**Your instructions:**
Identify and copy all lines of the material where the string "desacuerdo" is found.

**Input rows:**
━━━━━━

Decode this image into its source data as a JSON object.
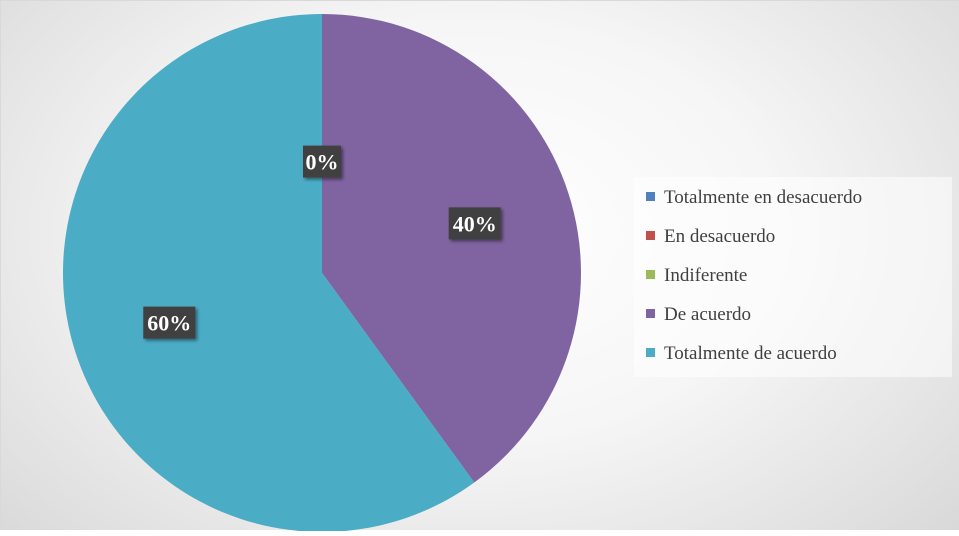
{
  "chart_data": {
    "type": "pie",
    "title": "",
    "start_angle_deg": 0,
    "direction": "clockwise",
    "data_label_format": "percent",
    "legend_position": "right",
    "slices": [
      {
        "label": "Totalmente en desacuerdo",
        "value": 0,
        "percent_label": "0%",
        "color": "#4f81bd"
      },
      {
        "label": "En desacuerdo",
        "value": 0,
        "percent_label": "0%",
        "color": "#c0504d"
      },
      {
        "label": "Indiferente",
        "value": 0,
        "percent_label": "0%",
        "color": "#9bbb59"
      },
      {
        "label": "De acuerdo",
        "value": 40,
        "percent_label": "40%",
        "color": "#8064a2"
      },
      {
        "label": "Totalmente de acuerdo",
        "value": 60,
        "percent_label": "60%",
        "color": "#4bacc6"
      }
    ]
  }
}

━━━━━━

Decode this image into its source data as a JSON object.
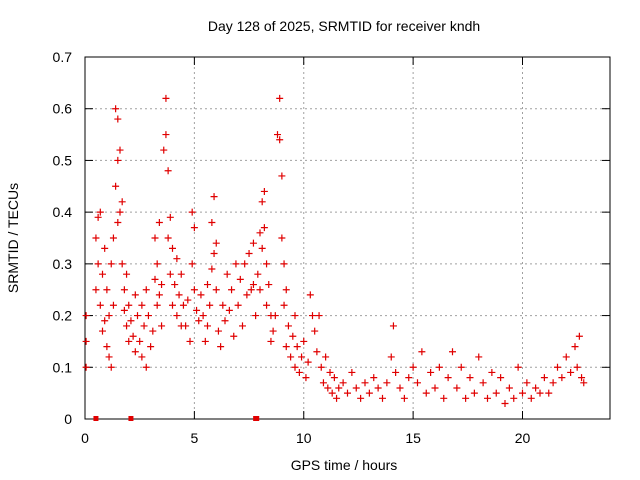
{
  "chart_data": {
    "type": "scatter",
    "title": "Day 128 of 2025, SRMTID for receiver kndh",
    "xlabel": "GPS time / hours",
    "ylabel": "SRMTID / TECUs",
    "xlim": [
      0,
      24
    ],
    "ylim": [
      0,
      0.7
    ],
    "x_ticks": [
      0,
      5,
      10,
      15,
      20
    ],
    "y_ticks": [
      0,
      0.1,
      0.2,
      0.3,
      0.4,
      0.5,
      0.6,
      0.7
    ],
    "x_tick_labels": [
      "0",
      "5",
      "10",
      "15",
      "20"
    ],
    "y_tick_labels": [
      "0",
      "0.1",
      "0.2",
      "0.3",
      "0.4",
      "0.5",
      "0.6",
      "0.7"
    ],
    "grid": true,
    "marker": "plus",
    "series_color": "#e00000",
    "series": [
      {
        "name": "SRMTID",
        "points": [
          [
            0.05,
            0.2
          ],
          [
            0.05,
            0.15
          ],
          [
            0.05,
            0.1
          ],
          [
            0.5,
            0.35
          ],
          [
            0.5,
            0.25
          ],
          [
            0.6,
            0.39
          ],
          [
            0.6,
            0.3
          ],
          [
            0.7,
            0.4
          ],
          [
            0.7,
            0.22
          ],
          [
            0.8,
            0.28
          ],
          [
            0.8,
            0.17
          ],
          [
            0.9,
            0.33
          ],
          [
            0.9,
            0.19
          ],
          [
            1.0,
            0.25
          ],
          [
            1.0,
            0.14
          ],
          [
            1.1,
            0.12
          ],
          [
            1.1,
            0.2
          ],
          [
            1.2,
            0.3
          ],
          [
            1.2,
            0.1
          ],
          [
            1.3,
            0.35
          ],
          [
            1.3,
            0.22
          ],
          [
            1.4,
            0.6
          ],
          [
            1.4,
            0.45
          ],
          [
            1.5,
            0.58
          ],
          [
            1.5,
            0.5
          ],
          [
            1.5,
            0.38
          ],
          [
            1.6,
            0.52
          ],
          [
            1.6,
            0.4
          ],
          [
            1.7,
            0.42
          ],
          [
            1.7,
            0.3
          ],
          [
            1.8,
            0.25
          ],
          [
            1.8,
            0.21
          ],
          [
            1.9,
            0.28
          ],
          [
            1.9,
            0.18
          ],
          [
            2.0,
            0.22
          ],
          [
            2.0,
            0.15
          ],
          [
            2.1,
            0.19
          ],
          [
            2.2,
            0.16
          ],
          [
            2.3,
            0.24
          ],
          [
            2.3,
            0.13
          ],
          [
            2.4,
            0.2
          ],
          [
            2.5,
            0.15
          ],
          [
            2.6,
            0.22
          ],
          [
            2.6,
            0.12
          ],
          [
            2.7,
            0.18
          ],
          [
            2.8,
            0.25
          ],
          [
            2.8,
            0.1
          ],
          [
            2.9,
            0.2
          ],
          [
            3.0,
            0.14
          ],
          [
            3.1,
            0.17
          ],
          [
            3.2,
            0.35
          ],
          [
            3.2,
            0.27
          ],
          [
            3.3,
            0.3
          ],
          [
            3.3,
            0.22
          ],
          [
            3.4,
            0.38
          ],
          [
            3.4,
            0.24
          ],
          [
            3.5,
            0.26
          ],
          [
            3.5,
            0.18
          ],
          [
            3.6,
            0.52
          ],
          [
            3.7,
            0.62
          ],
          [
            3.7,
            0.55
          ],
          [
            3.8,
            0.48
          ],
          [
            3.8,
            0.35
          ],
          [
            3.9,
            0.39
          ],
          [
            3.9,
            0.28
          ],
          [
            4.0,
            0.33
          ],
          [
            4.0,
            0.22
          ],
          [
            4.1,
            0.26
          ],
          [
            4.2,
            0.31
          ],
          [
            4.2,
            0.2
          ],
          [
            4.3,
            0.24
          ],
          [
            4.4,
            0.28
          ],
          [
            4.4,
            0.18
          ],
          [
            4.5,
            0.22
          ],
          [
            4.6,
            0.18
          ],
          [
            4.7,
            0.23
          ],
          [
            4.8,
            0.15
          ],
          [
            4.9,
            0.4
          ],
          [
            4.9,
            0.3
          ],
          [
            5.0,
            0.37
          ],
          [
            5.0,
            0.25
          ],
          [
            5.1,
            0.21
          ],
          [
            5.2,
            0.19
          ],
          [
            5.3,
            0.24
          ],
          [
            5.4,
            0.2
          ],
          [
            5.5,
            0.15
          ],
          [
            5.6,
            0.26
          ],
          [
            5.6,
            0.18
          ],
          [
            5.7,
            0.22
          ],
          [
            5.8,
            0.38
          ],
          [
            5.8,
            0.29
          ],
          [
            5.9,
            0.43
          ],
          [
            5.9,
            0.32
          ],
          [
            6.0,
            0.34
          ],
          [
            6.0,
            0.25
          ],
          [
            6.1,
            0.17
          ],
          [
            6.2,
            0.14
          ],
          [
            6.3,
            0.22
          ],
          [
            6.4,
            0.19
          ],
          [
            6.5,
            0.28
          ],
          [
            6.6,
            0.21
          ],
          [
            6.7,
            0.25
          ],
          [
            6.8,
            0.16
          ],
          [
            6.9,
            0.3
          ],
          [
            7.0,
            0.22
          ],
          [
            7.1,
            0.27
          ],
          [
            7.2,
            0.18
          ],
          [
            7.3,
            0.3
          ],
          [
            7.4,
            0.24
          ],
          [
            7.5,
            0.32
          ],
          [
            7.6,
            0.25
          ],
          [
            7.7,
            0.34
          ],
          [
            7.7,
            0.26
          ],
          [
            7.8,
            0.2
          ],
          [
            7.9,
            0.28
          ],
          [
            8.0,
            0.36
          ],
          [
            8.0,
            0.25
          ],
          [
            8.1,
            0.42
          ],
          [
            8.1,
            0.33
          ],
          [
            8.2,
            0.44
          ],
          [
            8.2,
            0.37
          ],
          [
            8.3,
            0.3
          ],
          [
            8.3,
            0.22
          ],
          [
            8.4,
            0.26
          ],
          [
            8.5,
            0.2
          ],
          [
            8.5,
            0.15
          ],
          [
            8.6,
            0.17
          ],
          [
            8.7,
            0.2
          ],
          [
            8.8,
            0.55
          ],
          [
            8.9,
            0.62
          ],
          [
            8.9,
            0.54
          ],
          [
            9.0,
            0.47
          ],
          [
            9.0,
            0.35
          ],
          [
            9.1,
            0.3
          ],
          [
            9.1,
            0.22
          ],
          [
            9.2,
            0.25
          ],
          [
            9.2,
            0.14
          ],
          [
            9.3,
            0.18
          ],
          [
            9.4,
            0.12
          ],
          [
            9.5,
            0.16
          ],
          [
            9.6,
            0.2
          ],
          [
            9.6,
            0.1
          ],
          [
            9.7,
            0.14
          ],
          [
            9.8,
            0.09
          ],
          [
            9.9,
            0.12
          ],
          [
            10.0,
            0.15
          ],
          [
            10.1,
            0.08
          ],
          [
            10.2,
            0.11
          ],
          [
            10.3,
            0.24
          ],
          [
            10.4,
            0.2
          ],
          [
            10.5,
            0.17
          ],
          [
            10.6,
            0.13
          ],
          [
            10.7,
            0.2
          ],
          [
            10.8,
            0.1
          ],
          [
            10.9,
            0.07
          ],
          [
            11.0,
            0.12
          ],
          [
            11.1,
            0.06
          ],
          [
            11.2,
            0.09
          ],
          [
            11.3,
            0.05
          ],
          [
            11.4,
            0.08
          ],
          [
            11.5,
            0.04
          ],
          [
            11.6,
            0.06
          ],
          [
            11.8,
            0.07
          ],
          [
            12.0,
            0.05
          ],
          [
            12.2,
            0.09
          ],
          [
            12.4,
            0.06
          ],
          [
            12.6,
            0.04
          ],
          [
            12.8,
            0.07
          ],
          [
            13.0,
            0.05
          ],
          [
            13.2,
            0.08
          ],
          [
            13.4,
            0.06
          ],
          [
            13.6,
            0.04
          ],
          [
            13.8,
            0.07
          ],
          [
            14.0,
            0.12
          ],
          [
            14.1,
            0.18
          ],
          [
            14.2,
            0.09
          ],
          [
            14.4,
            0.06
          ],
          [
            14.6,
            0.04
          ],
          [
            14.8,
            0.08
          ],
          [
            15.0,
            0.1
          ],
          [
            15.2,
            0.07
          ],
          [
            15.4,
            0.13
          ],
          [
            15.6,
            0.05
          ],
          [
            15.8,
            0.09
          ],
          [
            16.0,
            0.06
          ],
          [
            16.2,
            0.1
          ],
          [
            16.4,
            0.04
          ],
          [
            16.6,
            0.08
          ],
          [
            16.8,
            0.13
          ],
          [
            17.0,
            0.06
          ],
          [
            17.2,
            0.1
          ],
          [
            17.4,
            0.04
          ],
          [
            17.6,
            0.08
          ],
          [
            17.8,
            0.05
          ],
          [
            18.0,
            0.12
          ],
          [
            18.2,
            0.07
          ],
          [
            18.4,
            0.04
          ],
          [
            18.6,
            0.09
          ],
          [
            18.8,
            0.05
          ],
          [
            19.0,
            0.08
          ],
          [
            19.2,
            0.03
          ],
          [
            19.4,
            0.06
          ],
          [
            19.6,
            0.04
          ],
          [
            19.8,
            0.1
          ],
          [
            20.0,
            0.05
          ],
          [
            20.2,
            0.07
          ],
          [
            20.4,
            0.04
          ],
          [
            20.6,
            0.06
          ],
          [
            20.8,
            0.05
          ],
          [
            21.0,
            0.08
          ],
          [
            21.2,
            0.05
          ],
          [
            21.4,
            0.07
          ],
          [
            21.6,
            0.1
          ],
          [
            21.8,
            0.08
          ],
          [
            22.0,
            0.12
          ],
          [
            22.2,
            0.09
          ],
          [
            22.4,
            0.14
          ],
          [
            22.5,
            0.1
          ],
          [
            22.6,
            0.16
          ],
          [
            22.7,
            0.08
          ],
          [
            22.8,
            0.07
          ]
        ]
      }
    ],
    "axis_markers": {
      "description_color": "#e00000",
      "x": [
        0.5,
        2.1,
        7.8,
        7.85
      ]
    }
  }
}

━━━━━━

**Exercise output:**
        "label": "Totalmente en desacuerdo",
        "label": "En desacuerdo",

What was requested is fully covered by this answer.